__Task__: State the number of lines in the material below that have "Salary" in them, without any other text.

☆ ☆ ☆

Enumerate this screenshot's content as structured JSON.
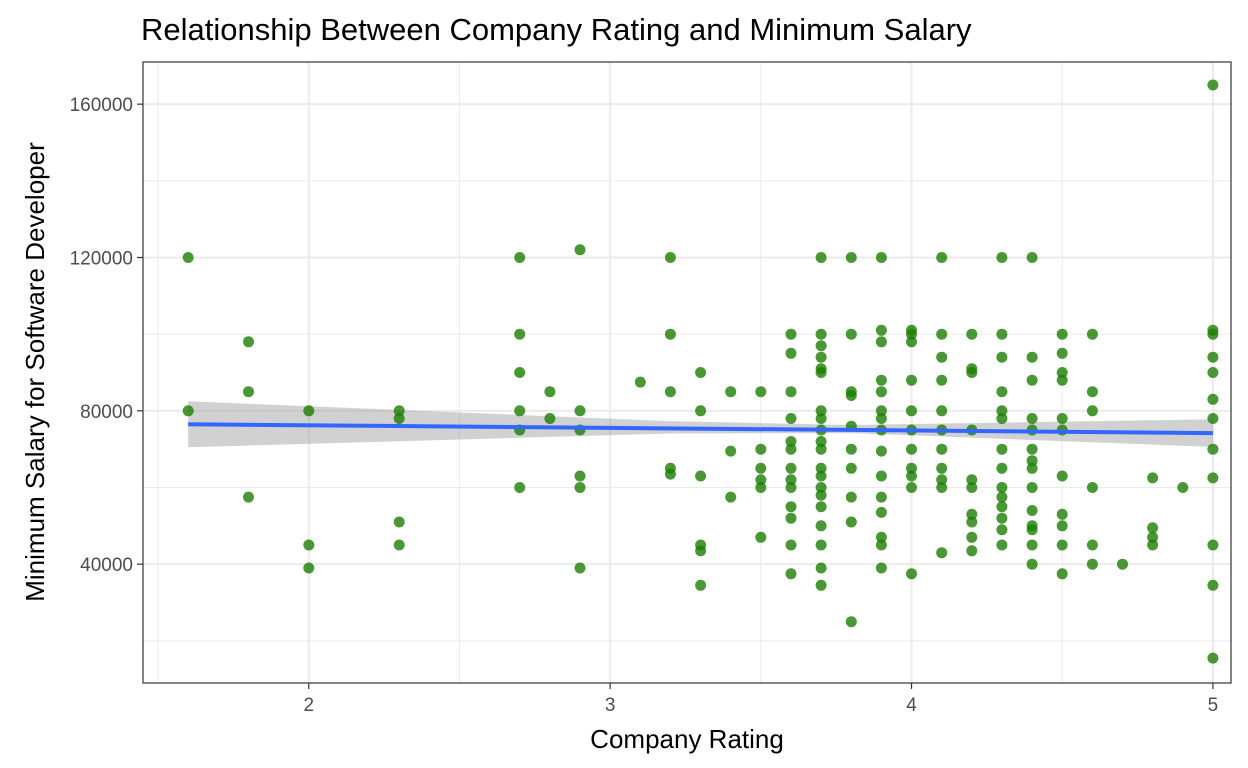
{
  "chart_data": {
    "type": "scatter",
    "title": "Relationship Between Company Rating and Minimum Salary",
    "xlabel": "Company Rating",
    "ylabel": "Minimum Salary for Software Developer",
    "xlim": [
      1.45,
      5.06
    ],
    "ylim": [
      9000,
      171000
    ],
    "x_ticks": [
      2,
      3,
      4,
      5
    ],
    "x_tick_labels": [
      "2",
      "3",
      "4",
      "5"
    ],
    "x_minor_ticks": [
      1.5,
      2.5,
      3.5,
      4.5
    ],
    "y_ticks": [
      40000,
      80000,
      120000,
      160000
    ],
    "y_tick_labels": [
      "40000",
      "80000",
      "120000",
      "160000"
    ],
    "y_minor_ticks": [
      20000,
      60000,
      100000,
      140000
    ],
    "grid": true,
    "legend": "none",
    "colors": {
      "points": "#1a8000",
      "fit_line": "#3366ff",
      "confidence_band": "#999999",
      "grid": "#ebebeb",
      "panel_border": "#333333"
    },
    "series": [
      {
        "values": [
          [
            1.6,
            120000
          ],
          [
            1.6,
            80000
          ],
          [
            1.8,
            98000
          ],
          [
            1.8,
            85000
          ],
          [
            1.8,
            57500
          ],
          [
            2.0,
            80000
          ],
          [
            2.0,
            45000
          ],
          [
            2.0,
            39000
          ],
          [
            2.3,
            80000
          ],
          [
            2.3,
            78000
          ],
          [
            2.3,
            51000
          ],
          [
            2.3,
            45000
          ],
          [
            2.7,
            120000
          ],
          [
            2.7,
            100000
          ],
          [
            2.7,
            90000
          ],
          [
            2.7,
            80000
          ],
          [
            2.7,
            75000
          ],
          [
            2.7,
            60000
          ],
          [
            2.8,
            85000
          ],
          [
            2.8,
            78000
          ],
          [
            2.9,
            122000
          ],
          [
            2.9,
            80000
          ],
          [
            2.9,
            75000
          ],
          [
            2.9,
            63000
          ],
          [
            2.9,
            60000
          ],
          [
            2.9,
            39000
          ],
          [
            3.1,
            87500
          ],
          [
            3.2,
            120000
          ],
          [
            3.2,
            100000
          ],
          [
            3.2,
            85000
          ],
          [
            3.2,
            65000
          ],
          [
            3.2,
            63500
          ],
          [
            3.3,
            90000
          ],
          [
            3.3,
            80000
          ],
          [
            3.3,
            63000
          ],
          [
            3.3,
            45000
          ],
          [
            3.3,
            43500
          ],
          [
            3.3,
            34500
          ],
          [
            3.4,
            85000
          ],
          [
            3.4,
            69500
          ],
          [
            3.4,
            57500
          ],
          [
            3.5,
            85000
          ],
          [
            3.5,
            70000
          ],
          [
            3.5,
            65000
          ],
          [
            3.5,
            62000
          ],
          [
            3.5,
            60000
          ],
          [
            3.5,
            47000
          ],
          [
            3.6,
            100000
          ],
          [
            3.6,
            95000
          ],
          [
            3.6,
            85000
          ],
          [
            3.6,
            78000
          ],
          [
            3.6,
            72000
          ],
          [
            3.6,
            70000
          ],
          [
            3.6,
            65000
          ],
          [
            3.6,
            62000
          ],
          [
            3.6,
            60000
          ],
          [
            3.6,
            55000
          ],
          [
            3.6,
            52000
          ],
          [
            3.6,
            45000
          ],
          [
            3.6,
            37500
          ],
          [
            3.7,
            120000
          ],
          [
            3.7,
            100000
          ],
          [
            3.7,
            97000
          ],
          [
            3.7,
            94000
          ],
          [
            3.7,
            91000
          ],
          [
            3.7,
            90000
          ],
          [
            3.7,
            80000
          ],
          [
            3.7,
            78000
          ],
          [
            3.7,
            75000
          ],
          [
            3.7,
            72000
          ],
          [
            3.7,
            70000
          ],
          [
            3.7,
            65000
          ],
          [
            3.7,
            63000
          ],
          [
            3.7,
            60000
          ],
          [
            3.7,
            58000
          ],
          [
            3.7,
            55000
          ],
          [
            3.7,
            50000
          ],
          [
            3.7,
            45000
          ],
          [
            3.7,
            39000
          ],
          [
            3.7,
            34500
          ],
          [
            3.8,
            120000
          ],
          [
            3.8,
            100000
          ],
          [
            3.8,
            85000
          ],
          [
            3.8,
            84000
          ],
          [
            3.8,
            76000
          ],
          [
            3.8,
            70000
          ],
          [
            3.8,
            65000
          ],
          [
            3.8,
            57500
          ],
          [
            3.8,
            51000
          ],
          [
            3.8,
            25000
          ],
          [
            3.9,
            120000
          ],
          [
            3.9,
            101000
          ],
          [
            3.9,
            98000
          ],
          [
            3.9,
            88000
          ],
          [
            3.9,
            85000
          ],
          [
            3.9,
            80000
          ],
          [
            3.9,
            78000
          ],
          [
            3.9,
            75000
          ],
          [
            3.9,
            69500
          ],
          [
            3.9,
            63000
          ],
          [
            3.9,
            57500
          ],
          [
            3.9,
            53500
          ],
          [
            3.9,
            47000
          ],
          [
            3.9,
            45000
          ],
          [
            3.9,
            39000
          ],
          [
            4.0,
            101000
          ],
          [
            4.0,
            100000
          ],
          [
            4.0,
            98000
          ],
          [
            4.0,
            88000
          ],
          [
            4.0,
            80000
          ],
          [
            4.0,
            75000
          ],
          [
            4.0,
            70000
          ],
          [
            4.0,
            65000
          ],
          [
            4.0,
            63000
          ],
          [
            4.0,
            60000
          ],
          [
            4.0,
            37500
          ],
          [
            4.1,
            120000
          ],
          [
            4.1,
            100000
          ],
          [
            4.1,
            94000
          ],
          [
            4.1,
            88000
          ],
          [
            4.1,
            80000
          ],
          [
            4.1,
            75000
          ],
          [
            4.1,
            70000
          ],
          [
            4.1,
            65000
          ],
          [
            4.1,
            62000
          ],
          [
            4.1,
            60000
          ],
          [
            4.1,
            43000
          ],
          [
            4.2,
            100000
          ],
          [
            4.2,
            91000
          ],
          [
            4.2,
            90000
          ],
          [
            4.2,
            75000
          ],
          [
            4.2,
            62000
          ],
          [
            4.2,
            60000
          ],
          [
            4.2,
            53000
          ],
          [
            4.2,
            51000
          ],
          [
            4.2,
            47000
          ],
          [
            4.2,
            43500
          ],
          [
            4.3,
            120000
          ],
          [
            4.3,
            100000
          ],
          [
            4.3,
            94000
          ],
          [
            4.3,
            85000
          ],
          [
            4.3,
            80000
          ],
          [
            4.3,
            78000
          ],
          [
            4.3,
            70000
          ],
          [
            4.3,
            65000
          ],
          [
            4.3,
            60000
          ],
          [
            4.3,
            57500
          ],
          [
            4.3,
            55000
          ],
          [
            4.3,
            52000
          ],
          [
            4.3,
            49000
          ],
          [
            4.3,
            45000
          ],
          [
            4.4,
            120000
          ],
          [
            4.4,
            94000
          ],
          [
            4.4,
            88000
          ],
          [
            4.4,
            78000
          ],
          [
            4.4,
            75000
          ],
          [
            4.4,
            70000
          ],
          [
            4.4,
            67000
          ],
          [
            4.4,
            65000
          ],
          [
            4.4,
            60000
          ],
          [
            4.4,
            54000
          ],
          [
            4.4,
            50000
          ],
          [
            4.4,
            49000
          ],
          [
            4.4,
            45000
          ],
          [
            4.4,
            40000
          ],
          [
            4.5,
            100000
          ],
          [
            4.5,
            95000
          ],
          [
            4.5,
            90000
          ],
          [
            4.5,
            88000
          ],
          [
            4.5,
            78000
          ],
          [
            4.5,
            75000
          ],
          [
            4.5,
            63000
          ],
          [
            4.5,
            53000
          ],
          [
            4.5,
            50000
          ],
          [
            4.5,
            45000
          ],
          [
            4.5,
            37500
          ],
          [
            4.6,
            100000
          ],
          [
            4.6,
            85000
          ],
          [
            4.6,
            80000
          ],
          [
            4.6,
            60000
          ],
          [
            4.6,
            45000
          ],
          [
            4.6,
            40000
          ],
          [
            4.7,
            40000
          ],
          [
            4.8,
            62500
          ],
          [
            4.8,
            49500
          ],
          [
            4.8,
            47000
          ],
          [
            4.8,
            45000
          ],
          [
            4.9,
            60000
          ],
          [
            5.0,
            165000
          ],
          [
            5.0,
            101000
          ],
          [
            5.0,
            100000
          ],
          [
            5.0,
            94000
          ],
          [
            5.0,
            90000
          ],
          [
            5.0,
            83000
          ],
          [
            5.0,
            78000
          ],
          [
            5.0,
            70000
          ],
          [
            5.0,
            62500
          ],
          [
            5.0,
            45000
          ],
          [
            5.0,
            34500
          ],
          [
            5.0,
            15500
          ]
        ]
      }
    ],
    "fit_line": {
      "method": "linear",
      "points": [
        [
          1.6,
          76500
        ],
        [
          5.0,
          74200
        ]
      ],
      "band_upper": [
        [
          1.6,
          82500
        ],
        [
          3.2,
          77300
        ],
        [
          3.8,
          76300
        ],
        [
          5.0,
          77800
        ]
      ],
      "band_lower": [
        [
          1.6,
          70500
        ],
        [
          3.2,
          74100
        ],
        [
          3.8,
          74200
        ],
        [
          5.0,
          70600
        ]
      ]
    }
  }
}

☆ ☆ ☆

__Final result__: 2